--- EXERCISE ---
Find each line containing the string "นการตามหน". Copy it.

(Records excerpted from a collection)
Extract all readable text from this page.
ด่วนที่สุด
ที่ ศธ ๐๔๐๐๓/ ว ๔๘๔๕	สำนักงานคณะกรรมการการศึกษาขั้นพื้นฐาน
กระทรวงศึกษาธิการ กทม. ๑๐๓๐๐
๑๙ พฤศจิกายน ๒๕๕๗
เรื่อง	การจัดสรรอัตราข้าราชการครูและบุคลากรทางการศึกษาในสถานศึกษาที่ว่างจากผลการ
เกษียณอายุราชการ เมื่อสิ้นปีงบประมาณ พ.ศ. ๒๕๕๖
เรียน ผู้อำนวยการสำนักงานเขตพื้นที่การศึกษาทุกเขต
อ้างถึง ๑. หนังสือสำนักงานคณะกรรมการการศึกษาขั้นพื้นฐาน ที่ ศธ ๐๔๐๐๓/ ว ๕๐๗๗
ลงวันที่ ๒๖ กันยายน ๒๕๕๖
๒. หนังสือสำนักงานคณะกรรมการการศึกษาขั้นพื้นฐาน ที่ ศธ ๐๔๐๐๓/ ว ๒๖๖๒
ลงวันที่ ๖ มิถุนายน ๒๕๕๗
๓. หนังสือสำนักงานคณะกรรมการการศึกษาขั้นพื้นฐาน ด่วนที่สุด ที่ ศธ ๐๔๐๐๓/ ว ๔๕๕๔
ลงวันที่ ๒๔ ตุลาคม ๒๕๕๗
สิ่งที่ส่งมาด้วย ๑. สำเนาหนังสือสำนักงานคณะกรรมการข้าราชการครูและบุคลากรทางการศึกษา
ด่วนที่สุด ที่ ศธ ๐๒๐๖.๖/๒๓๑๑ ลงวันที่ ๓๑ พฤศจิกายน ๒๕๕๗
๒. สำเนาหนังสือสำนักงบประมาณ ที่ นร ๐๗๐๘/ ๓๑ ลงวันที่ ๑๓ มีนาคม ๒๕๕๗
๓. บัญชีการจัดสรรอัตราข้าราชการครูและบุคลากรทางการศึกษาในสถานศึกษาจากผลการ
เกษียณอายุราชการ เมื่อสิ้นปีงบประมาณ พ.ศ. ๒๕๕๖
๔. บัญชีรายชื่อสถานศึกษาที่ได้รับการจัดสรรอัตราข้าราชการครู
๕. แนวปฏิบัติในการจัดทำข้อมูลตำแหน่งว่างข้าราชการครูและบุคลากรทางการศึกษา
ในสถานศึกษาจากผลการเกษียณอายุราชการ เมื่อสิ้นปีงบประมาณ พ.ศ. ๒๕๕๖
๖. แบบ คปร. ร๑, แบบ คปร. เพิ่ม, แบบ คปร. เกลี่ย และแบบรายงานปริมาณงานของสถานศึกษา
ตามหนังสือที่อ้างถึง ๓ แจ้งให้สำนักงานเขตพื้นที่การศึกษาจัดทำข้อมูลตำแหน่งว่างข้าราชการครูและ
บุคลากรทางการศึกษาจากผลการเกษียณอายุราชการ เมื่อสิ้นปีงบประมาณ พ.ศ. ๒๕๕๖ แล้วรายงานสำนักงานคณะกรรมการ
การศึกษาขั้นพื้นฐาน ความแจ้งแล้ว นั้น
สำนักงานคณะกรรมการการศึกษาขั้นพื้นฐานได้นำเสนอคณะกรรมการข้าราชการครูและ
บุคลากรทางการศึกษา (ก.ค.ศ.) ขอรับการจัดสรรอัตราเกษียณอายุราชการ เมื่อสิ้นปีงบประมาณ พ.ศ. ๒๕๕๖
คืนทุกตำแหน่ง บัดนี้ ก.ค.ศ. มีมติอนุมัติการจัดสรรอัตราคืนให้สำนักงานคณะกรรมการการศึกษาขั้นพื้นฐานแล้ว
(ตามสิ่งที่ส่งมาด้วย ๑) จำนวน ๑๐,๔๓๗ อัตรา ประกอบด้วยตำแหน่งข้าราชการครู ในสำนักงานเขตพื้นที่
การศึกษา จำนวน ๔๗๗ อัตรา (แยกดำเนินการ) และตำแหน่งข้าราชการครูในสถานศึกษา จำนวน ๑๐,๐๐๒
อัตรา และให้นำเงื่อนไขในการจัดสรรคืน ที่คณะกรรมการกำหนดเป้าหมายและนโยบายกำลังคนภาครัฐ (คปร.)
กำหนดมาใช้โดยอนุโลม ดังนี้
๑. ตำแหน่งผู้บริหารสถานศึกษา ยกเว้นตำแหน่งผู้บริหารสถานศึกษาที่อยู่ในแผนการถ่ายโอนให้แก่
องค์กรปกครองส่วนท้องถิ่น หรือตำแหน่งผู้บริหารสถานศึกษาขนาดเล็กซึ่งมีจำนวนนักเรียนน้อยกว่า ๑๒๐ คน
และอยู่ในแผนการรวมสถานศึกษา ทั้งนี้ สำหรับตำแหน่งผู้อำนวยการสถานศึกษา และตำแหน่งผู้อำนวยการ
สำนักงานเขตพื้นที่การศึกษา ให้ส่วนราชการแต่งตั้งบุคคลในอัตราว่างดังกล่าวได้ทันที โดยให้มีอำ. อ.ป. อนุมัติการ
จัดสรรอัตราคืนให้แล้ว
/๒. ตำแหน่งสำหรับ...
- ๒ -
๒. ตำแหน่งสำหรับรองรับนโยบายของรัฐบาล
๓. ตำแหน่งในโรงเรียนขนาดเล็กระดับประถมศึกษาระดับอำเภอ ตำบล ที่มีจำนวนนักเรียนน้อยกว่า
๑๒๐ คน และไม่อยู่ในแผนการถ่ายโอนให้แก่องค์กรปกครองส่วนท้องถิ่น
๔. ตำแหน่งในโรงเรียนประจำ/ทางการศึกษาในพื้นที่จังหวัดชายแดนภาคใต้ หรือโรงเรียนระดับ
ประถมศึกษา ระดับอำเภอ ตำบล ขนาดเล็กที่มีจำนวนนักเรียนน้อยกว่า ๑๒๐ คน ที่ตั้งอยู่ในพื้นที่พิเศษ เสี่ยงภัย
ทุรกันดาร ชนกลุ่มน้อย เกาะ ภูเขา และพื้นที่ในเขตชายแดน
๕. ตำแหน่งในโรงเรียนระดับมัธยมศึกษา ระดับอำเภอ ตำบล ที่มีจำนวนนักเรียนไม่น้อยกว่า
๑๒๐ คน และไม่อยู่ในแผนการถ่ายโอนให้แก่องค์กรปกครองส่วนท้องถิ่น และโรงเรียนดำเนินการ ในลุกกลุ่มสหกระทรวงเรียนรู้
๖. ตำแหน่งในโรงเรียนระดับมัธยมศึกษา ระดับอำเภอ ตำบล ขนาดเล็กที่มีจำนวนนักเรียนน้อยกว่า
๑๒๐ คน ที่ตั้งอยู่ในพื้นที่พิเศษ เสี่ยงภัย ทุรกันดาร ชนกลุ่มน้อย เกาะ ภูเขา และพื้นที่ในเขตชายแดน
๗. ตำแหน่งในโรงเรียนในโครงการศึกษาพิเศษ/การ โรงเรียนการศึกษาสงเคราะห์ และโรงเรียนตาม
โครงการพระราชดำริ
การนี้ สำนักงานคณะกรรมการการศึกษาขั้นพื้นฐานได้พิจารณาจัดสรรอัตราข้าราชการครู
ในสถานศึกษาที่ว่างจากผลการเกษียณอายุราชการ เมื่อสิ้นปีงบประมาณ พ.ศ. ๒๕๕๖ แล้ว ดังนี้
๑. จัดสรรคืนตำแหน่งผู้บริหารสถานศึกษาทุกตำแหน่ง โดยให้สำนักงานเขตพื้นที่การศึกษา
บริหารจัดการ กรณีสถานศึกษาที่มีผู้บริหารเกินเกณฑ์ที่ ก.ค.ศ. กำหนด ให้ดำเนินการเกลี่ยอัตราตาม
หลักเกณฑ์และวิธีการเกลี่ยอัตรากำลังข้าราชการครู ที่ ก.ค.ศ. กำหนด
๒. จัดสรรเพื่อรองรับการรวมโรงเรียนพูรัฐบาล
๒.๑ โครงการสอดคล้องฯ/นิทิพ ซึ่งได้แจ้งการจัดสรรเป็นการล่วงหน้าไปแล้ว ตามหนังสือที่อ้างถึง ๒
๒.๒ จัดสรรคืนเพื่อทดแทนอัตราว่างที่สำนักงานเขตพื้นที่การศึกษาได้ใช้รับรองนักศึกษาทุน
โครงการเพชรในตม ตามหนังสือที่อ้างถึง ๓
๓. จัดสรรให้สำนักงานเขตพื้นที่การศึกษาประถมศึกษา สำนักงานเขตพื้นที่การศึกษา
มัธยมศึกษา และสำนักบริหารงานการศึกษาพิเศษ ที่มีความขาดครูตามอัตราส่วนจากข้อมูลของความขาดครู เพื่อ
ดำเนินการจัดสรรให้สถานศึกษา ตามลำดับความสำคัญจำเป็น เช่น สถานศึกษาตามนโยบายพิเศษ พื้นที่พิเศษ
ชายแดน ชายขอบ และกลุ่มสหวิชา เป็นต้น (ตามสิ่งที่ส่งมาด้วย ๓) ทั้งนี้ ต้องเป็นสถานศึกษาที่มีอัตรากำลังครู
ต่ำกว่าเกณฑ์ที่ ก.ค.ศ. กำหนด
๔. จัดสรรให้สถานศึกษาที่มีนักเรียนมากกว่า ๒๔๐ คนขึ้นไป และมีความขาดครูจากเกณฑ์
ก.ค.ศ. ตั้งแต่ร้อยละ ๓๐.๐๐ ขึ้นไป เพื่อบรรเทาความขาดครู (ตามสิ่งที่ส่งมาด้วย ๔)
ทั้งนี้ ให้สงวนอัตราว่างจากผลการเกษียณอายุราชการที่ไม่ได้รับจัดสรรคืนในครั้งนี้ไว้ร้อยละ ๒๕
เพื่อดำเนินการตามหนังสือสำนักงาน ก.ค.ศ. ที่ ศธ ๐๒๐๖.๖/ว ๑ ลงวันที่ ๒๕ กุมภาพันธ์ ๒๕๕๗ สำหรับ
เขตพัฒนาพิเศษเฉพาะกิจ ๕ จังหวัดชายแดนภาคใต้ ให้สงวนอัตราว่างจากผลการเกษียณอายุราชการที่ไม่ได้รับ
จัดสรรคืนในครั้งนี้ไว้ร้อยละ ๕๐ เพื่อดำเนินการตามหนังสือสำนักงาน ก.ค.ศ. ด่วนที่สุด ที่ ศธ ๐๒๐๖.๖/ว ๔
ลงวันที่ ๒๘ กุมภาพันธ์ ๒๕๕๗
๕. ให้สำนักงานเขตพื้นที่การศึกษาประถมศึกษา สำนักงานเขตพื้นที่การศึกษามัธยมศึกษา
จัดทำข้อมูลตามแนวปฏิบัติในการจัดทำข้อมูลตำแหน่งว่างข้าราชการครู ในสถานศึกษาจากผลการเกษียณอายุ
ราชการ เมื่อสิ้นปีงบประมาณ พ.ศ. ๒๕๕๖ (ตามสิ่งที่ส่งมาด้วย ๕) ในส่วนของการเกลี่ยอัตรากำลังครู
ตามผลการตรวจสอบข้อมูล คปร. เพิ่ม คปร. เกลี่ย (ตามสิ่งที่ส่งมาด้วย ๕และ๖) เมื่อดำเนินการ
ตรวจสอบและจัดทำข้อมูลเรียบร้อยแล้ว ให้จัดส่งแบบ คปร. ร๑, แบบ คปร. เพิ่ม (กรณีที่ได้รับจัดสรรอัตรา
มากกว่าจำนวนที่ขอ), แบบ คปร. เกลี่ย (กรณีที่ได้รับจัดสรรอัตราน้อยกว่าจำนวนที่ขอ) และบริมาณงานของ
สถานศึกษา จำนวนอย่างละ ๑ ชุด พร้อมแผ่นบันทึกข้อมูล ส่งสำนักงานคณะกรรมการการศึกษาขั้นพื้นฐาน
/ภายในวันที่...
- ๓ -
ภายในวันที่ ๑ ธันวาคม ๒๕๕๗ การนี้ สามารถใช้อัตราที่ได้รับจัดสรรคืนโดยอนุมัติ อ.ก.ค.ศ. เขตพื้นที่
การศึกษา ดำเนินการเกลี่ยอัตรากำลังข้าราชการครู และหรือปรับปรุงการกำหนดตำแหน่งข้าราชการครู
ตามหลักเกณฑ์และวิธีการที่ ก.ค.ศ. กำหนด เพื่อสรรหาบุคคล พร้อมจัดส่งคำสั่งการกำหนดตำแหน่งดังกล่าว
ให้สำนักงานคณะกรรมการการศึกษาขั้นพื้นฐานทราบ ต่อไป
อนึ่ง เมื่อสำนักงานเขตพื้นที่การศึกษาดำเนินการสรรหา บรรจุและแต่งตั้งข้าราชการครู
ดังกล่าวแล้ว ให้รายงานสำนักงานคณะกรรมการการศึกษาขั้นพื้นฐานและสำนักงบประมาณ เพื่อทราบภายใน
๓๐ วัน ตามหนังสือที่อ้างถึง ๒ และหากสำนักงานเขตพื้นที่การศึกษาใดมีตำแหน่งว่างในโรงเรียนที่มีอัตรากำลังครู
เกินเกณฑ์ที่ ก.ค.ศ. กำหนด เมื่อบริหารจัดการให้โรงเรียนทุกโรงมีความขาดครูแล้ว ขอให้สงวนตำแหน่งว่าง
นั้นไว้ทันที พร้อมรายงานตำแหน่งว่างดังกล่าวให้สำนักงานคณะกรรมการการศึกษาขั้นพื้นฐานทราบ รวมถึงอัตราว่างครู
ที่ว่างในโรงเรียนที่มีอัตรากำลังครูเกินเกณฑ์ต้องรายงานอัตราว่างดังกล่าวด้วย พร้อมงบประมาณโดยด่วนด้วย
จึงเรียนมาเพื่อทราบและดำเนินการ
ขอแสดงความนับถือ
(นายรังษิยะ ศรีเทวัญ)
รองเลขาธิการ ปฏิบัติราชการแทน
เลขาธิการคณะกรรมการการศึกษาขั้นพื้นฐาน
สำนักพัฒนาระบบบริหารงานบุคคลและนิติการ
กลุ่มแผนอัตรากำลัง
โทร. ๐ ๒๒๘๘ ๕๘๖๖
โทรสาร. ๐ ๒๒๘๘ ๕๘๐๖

--- RESULT OF THIS TASK ---
เพื่อดำเนินการตามหนังสือสำนักงาน ก.ค.ศ. ที่ ศธ ๐๒๐๖.๖/ว ๑ ลงวันที่ ๒๕ กุมภาพันธ์ ๒๕๕๗ สำหรับ
จัดสรรคืนในครั้งนี้ไว้ร้อยละ ๕๐ เพื่อดำเนินการตามหนังสือสำนักงาน ก.ค.ศ. ด่วนที่สุด ที่ ศธ ๐๒๐๖.๖/ว ๔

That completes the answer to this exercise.